■ Stated goal
Write out all records as given; omit images.

[Extracted data entries]
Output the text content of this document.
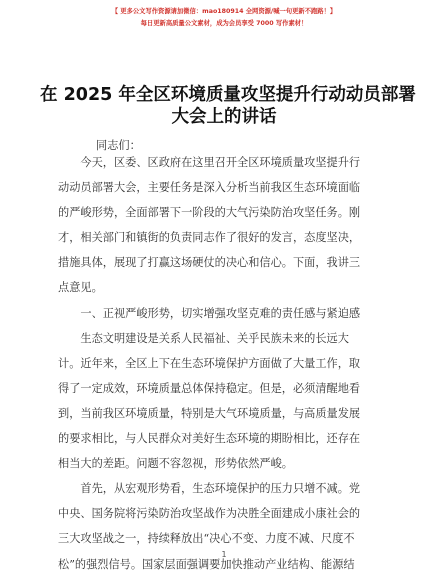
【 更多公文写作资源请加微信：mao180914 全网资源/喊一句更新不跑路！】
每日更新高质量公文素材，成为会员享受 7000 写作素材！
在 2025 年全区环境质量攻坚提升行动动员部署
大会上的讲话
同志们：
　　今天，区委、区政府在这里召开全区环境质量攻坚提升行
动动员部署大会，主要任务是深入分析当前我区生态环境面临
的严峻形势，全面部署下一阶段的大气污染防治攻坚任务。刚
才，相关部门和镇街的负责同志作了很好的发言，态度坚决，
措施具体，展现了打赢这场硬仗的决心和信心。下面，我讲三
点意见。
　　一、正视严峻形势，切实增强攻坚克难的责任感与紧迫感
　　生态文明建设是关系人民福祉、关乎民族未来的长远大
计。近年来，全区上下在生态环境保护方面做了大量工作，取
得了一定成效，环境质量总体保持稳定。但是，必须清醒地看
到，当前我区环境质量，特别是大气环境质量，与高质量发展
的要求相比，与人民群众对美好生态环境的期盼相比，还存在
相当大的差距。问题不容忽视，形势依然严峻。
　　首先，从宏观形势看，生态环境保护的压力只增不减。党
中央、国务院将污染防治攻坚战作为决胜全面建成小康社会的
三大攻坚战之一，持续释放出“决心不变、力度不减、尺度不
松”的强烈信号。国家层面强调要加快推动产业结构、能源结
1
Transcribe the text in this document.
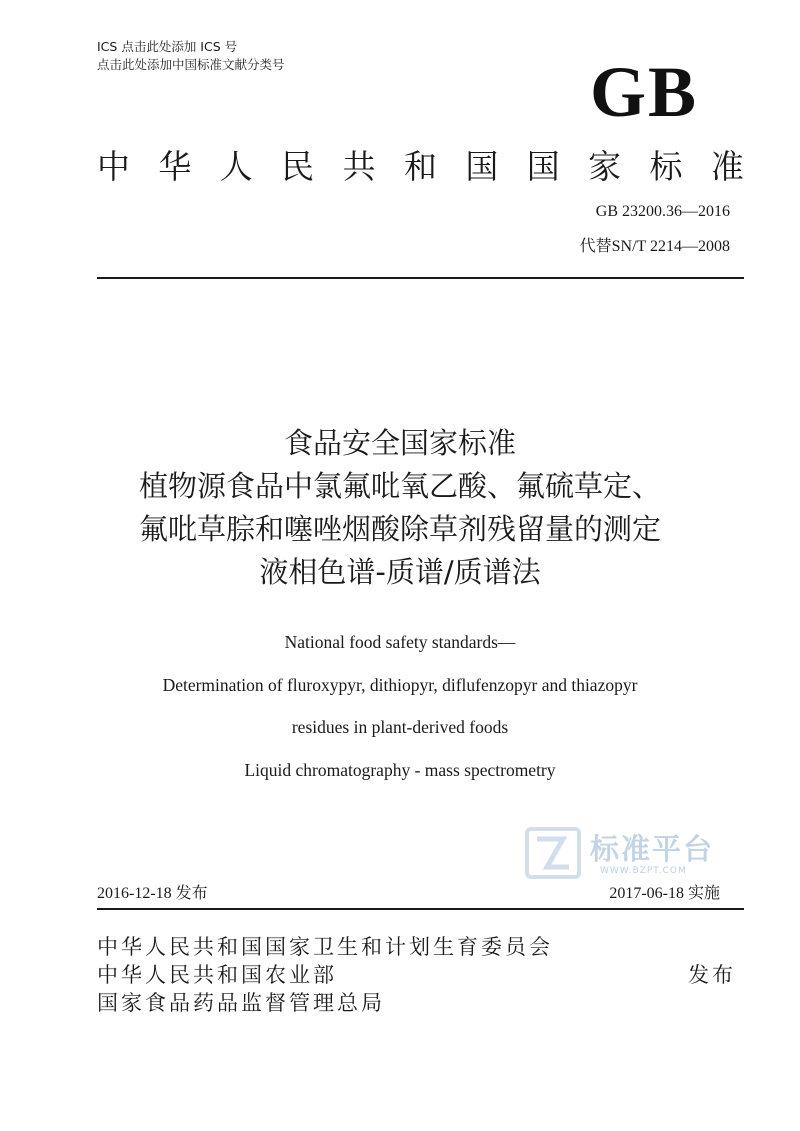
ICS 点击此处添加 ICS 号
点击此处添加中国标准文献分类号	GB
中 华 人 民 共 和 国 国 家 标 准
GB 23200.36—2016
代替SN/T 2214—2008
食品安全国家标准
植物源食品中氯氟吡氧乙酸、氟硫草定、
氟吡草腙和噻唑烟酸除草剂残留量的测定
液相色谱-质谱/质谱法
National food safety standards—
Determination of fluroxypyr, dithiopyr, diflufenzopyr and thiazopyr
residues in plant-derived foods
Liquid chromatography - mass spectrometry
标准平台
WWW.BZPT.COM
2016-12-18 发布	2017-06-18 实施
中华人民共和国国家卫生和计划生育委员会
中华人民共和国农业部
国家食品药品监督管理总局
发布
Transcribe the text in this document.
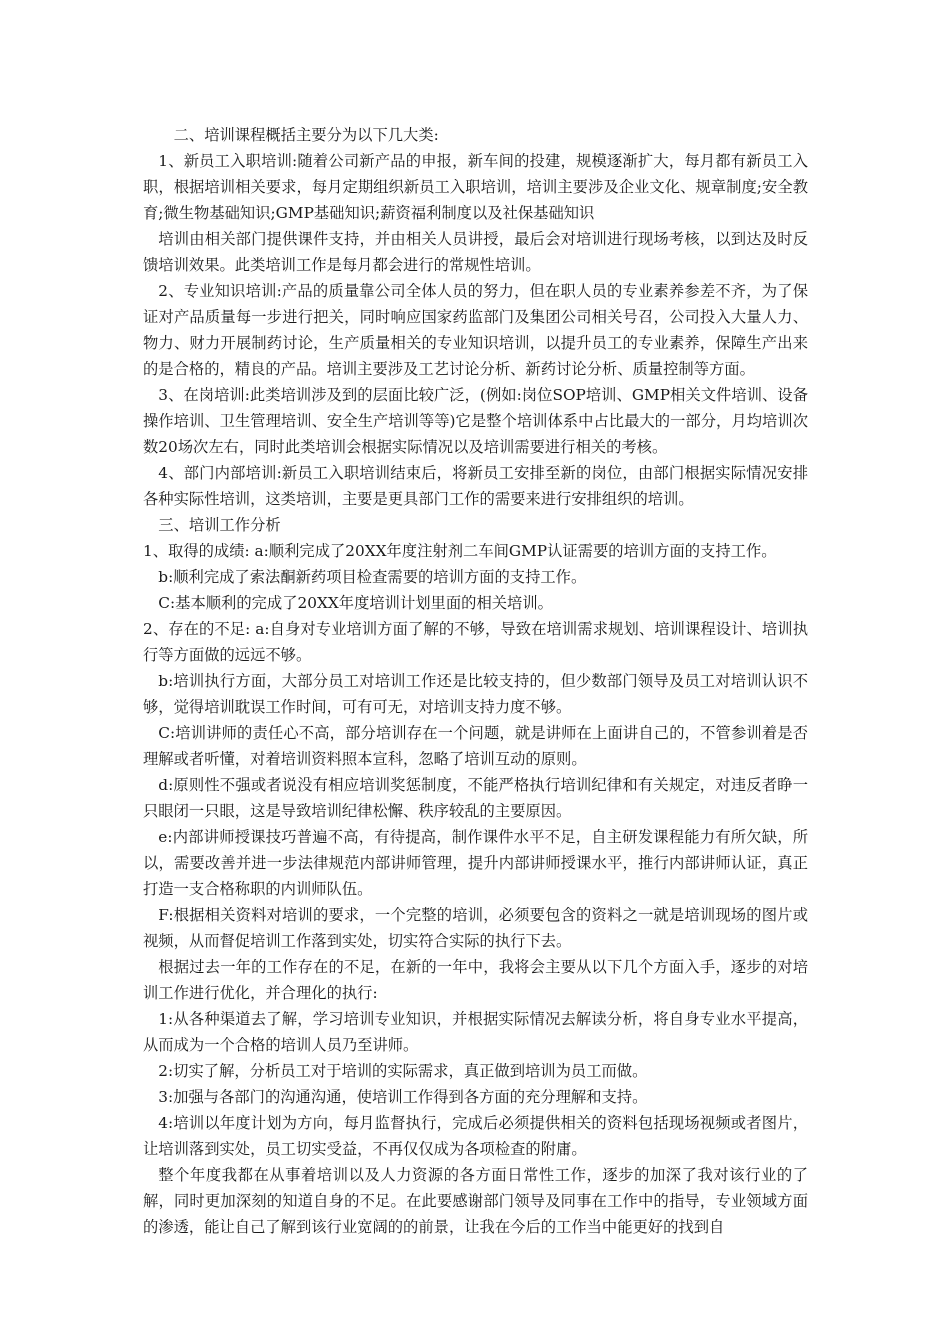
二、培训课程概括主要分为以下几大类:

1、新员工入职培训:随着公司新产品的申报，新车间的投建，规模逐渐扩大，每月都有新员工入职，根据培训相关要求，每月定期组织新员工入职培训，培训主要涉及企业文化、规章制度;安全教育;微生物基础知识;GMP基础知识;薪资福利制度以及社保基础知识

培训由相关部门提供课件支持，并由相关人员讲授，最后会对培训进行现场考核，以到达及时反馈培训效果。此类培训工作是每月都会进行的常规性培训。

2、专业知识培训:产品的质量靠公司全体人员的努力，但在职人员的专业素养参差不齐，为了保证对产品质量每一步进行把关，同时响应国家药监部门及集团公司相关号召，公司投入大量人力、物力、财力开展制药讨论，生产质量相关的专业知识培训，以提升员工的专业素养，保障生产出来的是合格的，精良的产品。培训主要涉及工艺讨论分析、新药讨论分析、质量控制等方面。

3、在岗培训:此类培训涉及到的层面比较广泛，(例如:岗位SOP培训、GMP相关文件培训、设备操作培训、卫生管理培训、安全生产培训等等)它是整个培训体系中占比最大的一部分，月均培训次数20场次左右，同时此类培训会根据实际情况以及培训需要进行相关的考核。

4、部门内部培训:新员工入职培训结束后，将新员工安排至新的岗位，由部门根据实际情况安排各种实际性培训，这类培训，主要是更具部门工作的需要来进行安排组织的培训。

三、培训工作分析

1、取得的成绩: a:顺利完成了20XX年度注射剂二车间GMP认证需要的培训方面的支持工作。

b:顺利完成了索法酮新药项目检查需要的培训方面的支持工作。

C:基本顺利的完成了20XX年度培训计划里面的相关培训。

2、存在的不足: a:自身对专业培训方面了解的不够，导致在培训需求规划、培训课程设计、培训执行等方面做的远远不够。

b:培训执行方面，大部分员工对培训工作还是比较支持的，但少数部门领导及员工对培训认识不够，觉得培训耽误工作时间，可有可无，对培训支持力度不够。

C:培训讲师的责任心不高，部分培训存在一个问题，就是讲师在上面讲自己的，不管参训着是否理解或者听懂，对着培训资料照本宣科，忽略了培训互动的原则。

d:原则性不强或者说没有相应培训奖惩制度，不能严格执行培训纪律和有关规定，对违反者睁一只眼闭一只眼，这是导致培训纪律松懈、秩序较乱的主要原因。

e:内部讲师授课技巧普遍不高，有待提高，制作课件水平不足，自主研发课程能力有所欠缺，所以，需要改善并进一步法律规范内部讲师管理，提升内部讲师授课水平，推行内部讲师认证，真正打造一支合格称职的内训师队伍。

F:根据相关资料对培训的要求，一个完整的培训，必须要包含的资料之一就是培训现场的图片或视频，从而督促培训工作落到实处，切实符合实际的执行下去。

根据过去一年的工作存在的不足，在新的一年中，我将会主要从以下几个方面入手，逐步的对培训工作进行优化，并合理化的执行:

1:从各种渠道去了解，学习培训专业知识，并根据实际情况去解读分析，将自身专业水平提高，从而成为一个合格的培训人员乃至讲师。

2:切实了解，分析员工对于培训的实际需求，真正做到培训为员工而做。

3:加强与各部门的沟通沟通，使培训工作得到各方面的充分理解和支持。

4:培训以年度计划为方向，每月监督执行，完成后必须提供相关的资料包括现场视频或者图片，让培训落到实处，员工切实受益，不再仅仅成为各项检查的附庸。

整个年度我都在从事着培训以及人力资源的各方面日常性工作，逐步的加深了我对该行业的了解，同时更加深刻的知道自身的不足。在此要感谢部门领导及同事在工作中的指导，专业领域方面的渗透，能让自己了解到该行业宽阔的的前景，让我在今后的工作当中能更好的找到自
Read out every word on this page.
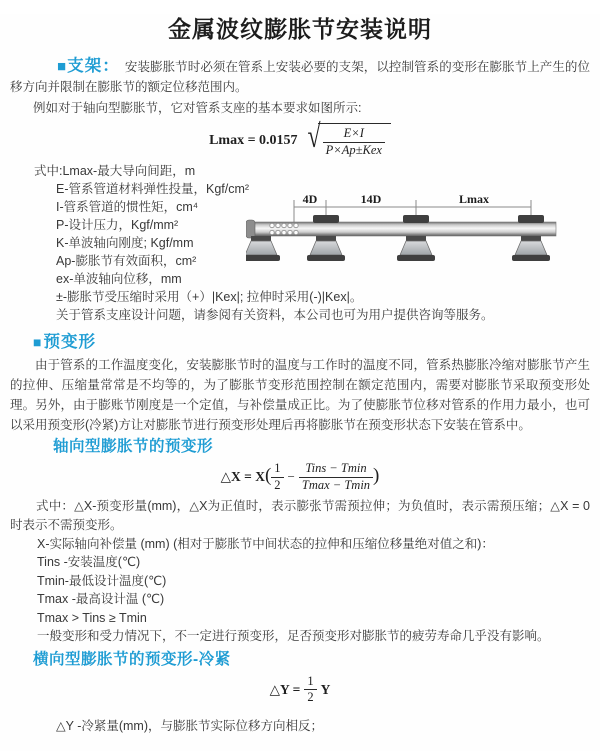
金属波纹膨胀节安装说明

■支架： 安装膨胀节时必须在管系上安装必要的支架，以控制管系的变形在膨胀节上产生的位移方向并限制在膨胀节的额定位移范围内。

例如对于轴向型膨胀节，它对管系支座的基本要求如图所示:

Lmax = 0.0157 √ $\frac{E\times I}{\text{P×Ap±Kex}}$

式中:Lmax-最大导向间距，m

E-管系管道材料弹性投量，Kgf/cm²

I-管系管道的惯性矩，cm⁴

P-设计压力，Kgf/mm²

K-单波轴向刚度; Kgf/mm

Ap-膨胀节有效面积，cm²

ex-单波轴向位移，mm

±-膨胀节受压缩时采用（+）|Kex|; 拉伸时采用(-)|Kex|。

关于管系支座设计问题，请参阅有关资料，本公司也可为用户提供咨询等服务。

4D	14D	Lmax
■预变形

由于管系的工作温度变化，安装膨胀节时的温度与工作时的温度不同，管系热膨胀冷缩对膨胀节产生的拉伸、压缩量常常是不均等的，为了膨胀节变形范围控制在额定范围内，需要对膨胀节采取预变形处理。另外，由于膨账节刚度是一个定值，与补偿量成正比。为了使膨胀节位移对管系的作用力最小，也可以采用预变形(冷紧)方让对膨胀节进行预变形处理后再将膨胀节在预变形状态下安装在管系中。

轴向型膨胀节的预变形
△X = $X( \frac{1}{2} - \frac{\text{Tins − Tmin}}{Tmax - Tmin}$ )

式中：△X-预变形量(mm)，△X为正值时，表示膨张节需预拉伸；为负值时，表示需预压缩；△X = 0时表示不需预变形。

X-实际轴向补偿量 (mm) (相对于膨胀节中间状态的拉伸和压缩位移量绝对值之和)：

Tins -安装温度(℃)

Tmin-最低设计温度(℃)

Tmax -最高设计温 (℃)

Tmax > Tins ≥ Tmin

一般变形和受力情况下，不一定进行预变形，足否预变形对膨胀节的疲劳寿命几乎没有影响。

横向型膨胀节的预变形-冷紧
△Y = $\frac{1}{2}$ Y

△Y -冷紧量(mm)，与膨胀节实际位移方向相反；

■ Output
Output the text content of this document.
【 更多公文写作资源请加微信：mao180914 全网资源/喊一句更新不跑路！】
每日更新高质量公文素材，成为会员享受 7000 写作素材！
在 2025 年全区环境质量攻坚提升行动动员部署
大会上的讲话
同志们：
　　今天，区委、区政府在这里召开全区环境质量攻坚提升行
动动员部署大会，主要任务是深入分析当前我区生态环境面临
的严峻形势，全面部署下一阶段的大气污染防治攻坚任务。刚
才，相关部门和镇街的负责同志作了很好的发言，态度坚决，
措施具体，展现了打赢这场硬仗的决心和信心。下面，我讲三
点意见。
　　一、正视严峻形势，切实增强攻坚克难的责任感与紧迫感
　　生态文明建设是关系人民福祉、关乎民族未来的长远大
计。近年来，全区上下在生态环境保护方面做了大量工作，取
得了一定成效，环境质量总体保持稳定。但是，必须清醒地看
到，当前我区环境质量，特别是大气环境质量，与高质量发展
的要求相比，与人民群众对美好生态环境的期盼相比，还存在
相当大的差距。问题不容忽视，形势依然严峻。
　　首先，从宏观形势看，生态环境保护的压力只增不减。党
中央、国务院将污染防治攻坚战作为决胜全面建成小康社会的
三大攻坚战之一，持续释放出“决心不变、力度不减、尺度不
松”的强烈信号。国家层面强调要加快推动产业结构、能源结
1
Transcribe the text in this document.
ICS 点击此处添加 ICS 号
点击此处添加中国标准文献分类号	GB
中 华 人 民 共 和 国 国 家 标 准
GB 23200.36—2016
代替SN/T 2214—2008
食品安全国家标准
植物源食品中氯氟吡氧乙酸、氟硫草定、
氟吡草腙和噻唑烟酸除草剂残留量的测定
液相色谱-质谱/质谱法
National food safety standards—
Determination of fluroxypyr, dithiopyr, diflufenzopyr and thiazopyr
residues in plant-derived foods
Liquid chromatography - mass spectrometry
标准平台
WWW.BZPT.COM
2016-12-18 发布	2017-06-18 实施
中华人民共和国国家卫生和计划生育委员会
中华人民共和国农业部
国家食品药品监督管理总局
发布
Transcribe the text in this document.
二、培训课程概括主要分为以下几大类:

1、新员工入职培训:随着公司新产品的申报，新车间的投建，规模逐渐扩大，每月都有新员工入职，根据培训相关要求，每月定期组织新员工入职培训，培训主要涉及企业文化、规章制度;安全教育;微生物基础知识;GMP基础知识;薪资福利制度以及社保基础知识

培训由相关部门提供课件支持，并由相关人员讲授，最后会对培训进行现场考核，以到达及时反馈培训效果。此类培训工作是每月都会进行的常规性培训。

2、专业知识培训:产品的质量靠公司全体人员的努力，但在职人员的专业素养参差不齐，为了保证对产品质量每一步进行把关，同时响应国家药监部门及集团公司相关号召，公司投入大量人力、物力、财力开展制药讨论，生产质量相关的专业知识培训，以提升员工的专业素养，保障生产出来的是合格的，精良的产品。培训主要涉及工艺讨论分析、新药讨论分析、质量控制等方面。

3、在岗培训:此类培训涉及到的层面比较广泛，(例如:岗位SOP培训、GMP相关文件培训、设备操作培训、卫生管理培训、安全生产培训等等)它是整个培训体系中占比最大的一部分，月均培训次数20场次左右，同时此类培训会根据实际情况以及培训需要进行相关的考核。

4、部门内部培训:新员工入职培训结束后，将新员工安排至新的岗位，由部门根据实际情况安排各种实际性培训，这类培训，主要是更具部门工作的需要来进行安排组织的培训。

三、培训工作分析

1、取得的成绩: a:顺利完成了20XX年度注射剂二车间GMP认证需要的培训方面的支持工作。

b:顺利完成了索法酮新药项目检查需要的培训方面的支持工作。

C:基本顺利的完成了20XX年度培训计划里面的相关培训。

2、存在的不足: a:自身对专业培训方面了解的不够，导致在培训需求规划、培训课程设计、培训执行等方面做的远远不够。

b:培训执行方面，大部分员工对培训工作还是比较支持的，但少数部门领导及员工对培训认识不够，觉得培训耽误工作时间，可有可无，对培训支持力度不够。

C:培训讲师的责任心不高，部分培训存在一个问题，就是讲师在上面讲自己的，不管参训着是否理解或者听懂，对着培训资料照本宣科，忽略了培训互动的原则。

d:原则性不强或者说没有相应培训奖惩制度，不能严格执行培训纪律和有关规定，对违反者睁一只眼闭一只眼，这是导致培训纪律松懈、秩序较乱的主要原因。

e:内部讲师授课技巧普遍不高，有待提高，制作课件水平不足，自主研发课程能力有所欠缺，所以，需要改善并进一步法律规范内部讲师管理，提升内部讲师授课水平，推行内部讲师认证，真正打造一支合格称职的内训师队伍。

F:根据相关资料对培训的要求，一个完整的培训，必须要包含的资料之一就是培训现场的图片或视频，从而督促培训工作落到实处，切实符合实际的执行下去。

根据过去一年的工作存在的不足，在新的一年中，我将会主要从以下几个方面入手，逐步的对培训工作进行优化，并合理化的执行:

1:从各种渠道去了解，学习培训专业知识，并根据实际情况去解读分析，将自身专业水平提高，从而成为一个合格的培训人员乃至讲师。

2:切实了解，分析员工对于培训的实际需求，真正做到培训为员工而做。

3:加强与各部门的沟通沟通，使培训工作得到各方面的充分理解和支持。

4:培训以年度计划为方向，每月监督执行，完成后必须提供相关的资料包括现场视频或者图片，让培训落到实处，员工切实受益，不再仅仅成为各项检查的附庸。

整个年度我都在从事着培训以及人力资源的各方面日常性工作，逐步的加深了我对该行业的了解，同时更加深刻的知道自身的不足。在此要感谢部门领导及同事在工作中的指导，专业领域方面的渗透，能让自己了解到该行业宽阔的的前景，让我在今后的工作当中能更好的找到自
Read out every word on this page.
金属波纹膨胀节安装说明

■支架： 安装膨胀节时必须在管系上安装必要的支架，以控制管系的变形在膨胀节上产生的位移方向并限制在膨胀节的额定位移范围内。

例如对于轴向型膨胀节，它对管系支座的基本要求如图所示:

Lmax = 0.0157 √ $\frac{E\times I}{\text{P×Ap±Kex}}$

式中:Lmax-最大导向间距，m

E-管系管道材料弹性投量，Kgf/cm²

I-管系管道的惯性矩，cm⁴

P-设计压力，Kgf/mm²

K-单波轴向刚度; Kgf/mm

Ap-膨胀节有效面积，cm²

ex-单波轴向位移，mm

±-膨胀节受压缩时采用（+）|Kex|; 拉伸时采用(-)|Kex|。

关于管系支座设计问题，请参阅有关资料，本公司也可为用户提供咨询等服务。

4D	14D	Lmax
■预变形

由于管系的工作温度变化，安装膨胀节时的温度与工作时的温度不同，管系热膨胀冷缩对膨胀节产生的拉伸、压缩量常常是不均等的，为了膨胀节变形范围控制在额定范围内，需要对膨胀节采取预变形处理。另外，由于膨账节刚度是一个定值，与补偿量成正比。为了使膨胀节位移对管系的作用力最小，也可以采用预变形(冷紧)方让对膨胀节进行预变形处理后再将膨胀节在预变形状态下安装在管系中。

轴向型膨胀节的预变形
△X = $X( \frac{1}{2} - \frac{\text{Tins − Tmin}}{Tmax - Tmin}$ )

式中：△X-预变形量(mm)，△X为正值时，表示膨张节需预拉伸；为负值时，表示需预压缩；△X = 0时表示不需预变形。

X-实际轴向补偿量 (mm) (相对于膨胀节中间状态的拉伸和压缩位移量绝对值之和)：

Tins -安装温度(℃)

Tmin-最低设计温度(℃)

Tmax -最高设计温 (℃)

Tmax > Tins ≥ Tmin

一般变形和受力情况下，不一定进行预变形，足否预变形对膨胀节的疲劳寿命几乎没有影响。

横向型膨胀节的预变形-冷紧
△Y = $\frac{1}{2}$ Y

△Y -冷紧量(mm)，与膨胀节实际位移方向相反；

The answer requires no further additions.